* [THE REQUEST] Write out the records beneath this line exactly as they appear, minus any images.

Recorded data
┌──
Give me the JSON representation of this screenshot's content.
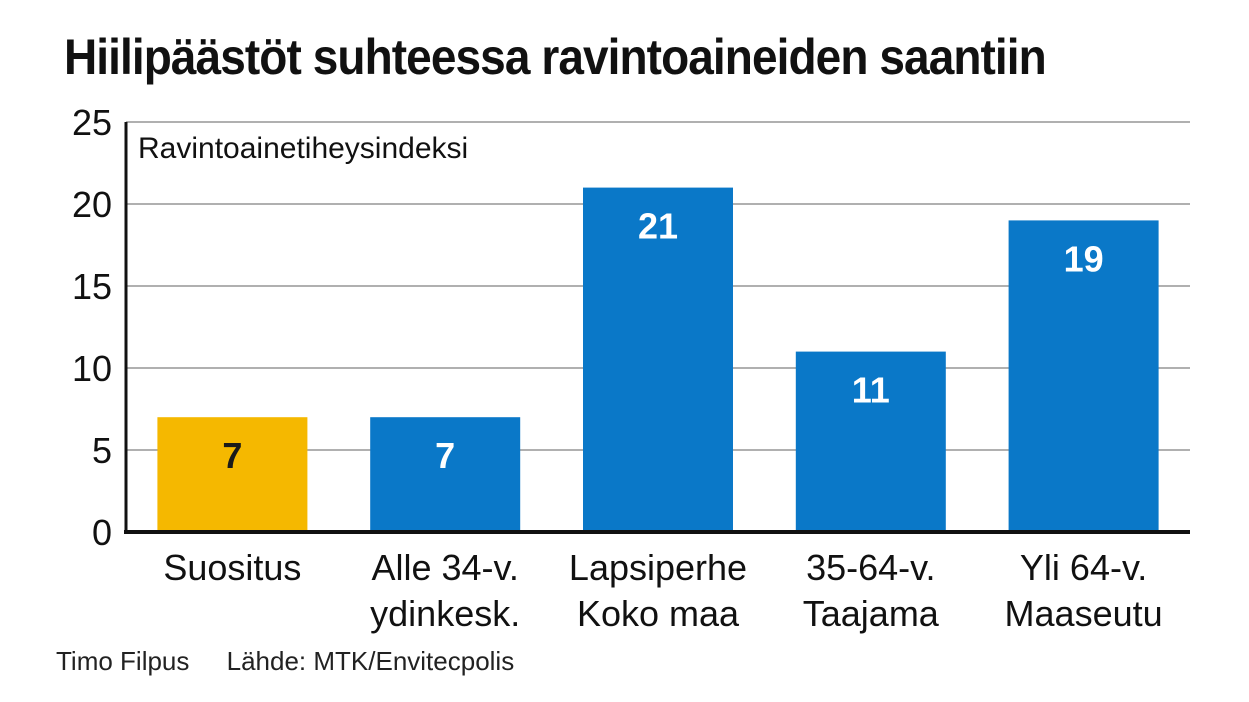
{
  "chart_data": {
    "type": "bar",
    "title": "Hiilipäästöt suhteessa ravintoaineiden saantiin",
    "ylabel": "Ravintoainetiheysindeksi",
    "xlabel": "",
    "ylim": [
      0,
      25
    ],
    "yticks": [
      "0",
      "5",
      "10",
      "15",
      "20",
      "25"
    ],
    "grid": true,
    "categories": [
      [
        "Suositus"
      ],
      [
        "Alle 34-v.",
        "ydinkesk."
      ],
      [
        "Lapsiperhe",
        "Koko maa"
      ],
      [
        "35-64-v.",
        "Taajama"
      ],
      [
        "Yli 64-v.",
        "Maaseutu"
      ]
    ],
    "values": [
      7,
      7,
      21,
      11,
      19
    ],
    "value_labels": [
      "7",
      "7",
      "21",
      "11",
      "19"
    ],
    "bar_colors": [
      "#f5b800",
      "#0a78c8",
      "#0a78c8",
      "#0a78c8",
      "#0a78c8"
    ],
    "value_label_colors": [
      "#1a1a1a",
      "#ffffff",
      "#ffffff",
      "#ffffff",
      "#ffffff"
    ]
  },
  "footer": {
    "author": "Timo Filpus",
    "source": "Lähde: MTK/Envitecpolis"
  }
}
└──
* [EXERCISE RESULT]
Give me the JSON representation of this screenshot's content.
{
  "chart_data": {
    "type": "bar",
    "title": "Hiilipäästöt suhteessa ravintoaineiden saantiin",
    "ylabel": "Ravintoainetiheysindeksi",
    "xlabel": "",
    "ylim": [
      0,
      25
    ],
    "yticks": [
      "0",
      "5",
      "10",
      "15",
      "20",
      "25"
    ],
    "grid": true,
    "categories": [
      [
        "Suositus"
      ],
      [
        "Alle 34-v.",
        "ydinkesk."
      ],
      [
        "Lapsiperhe",
        "Koko maa"
      ],
      [
        "35-64-v.",
        "Taajama"
      ],
      [
        "Yli 64-v.",
        "Maaseutu"
      ]
    ],
    "values": [
      7,
      7,
      21,
      11,
      19
    ],
    "value_labels": [
      "7",
      "7",
      "21",
      "11",
      "19"
    ],
    "bar_colors": [
      "#f5b800",
      "#0a78c8",
      "#0a78c8",
      "#0a78c8",
      "#0a78c8"
    ],
    "value_label_colors": [
      "#1a1a1a",
      "#ffffff",
      "#ffffff",
      "#ffffff",
      "#ffffff"
    ]
  },
  "footer": {
    "author": "Timo Filpus",
    "source": "Lähde: MTK/Envitecpolis"
  }
}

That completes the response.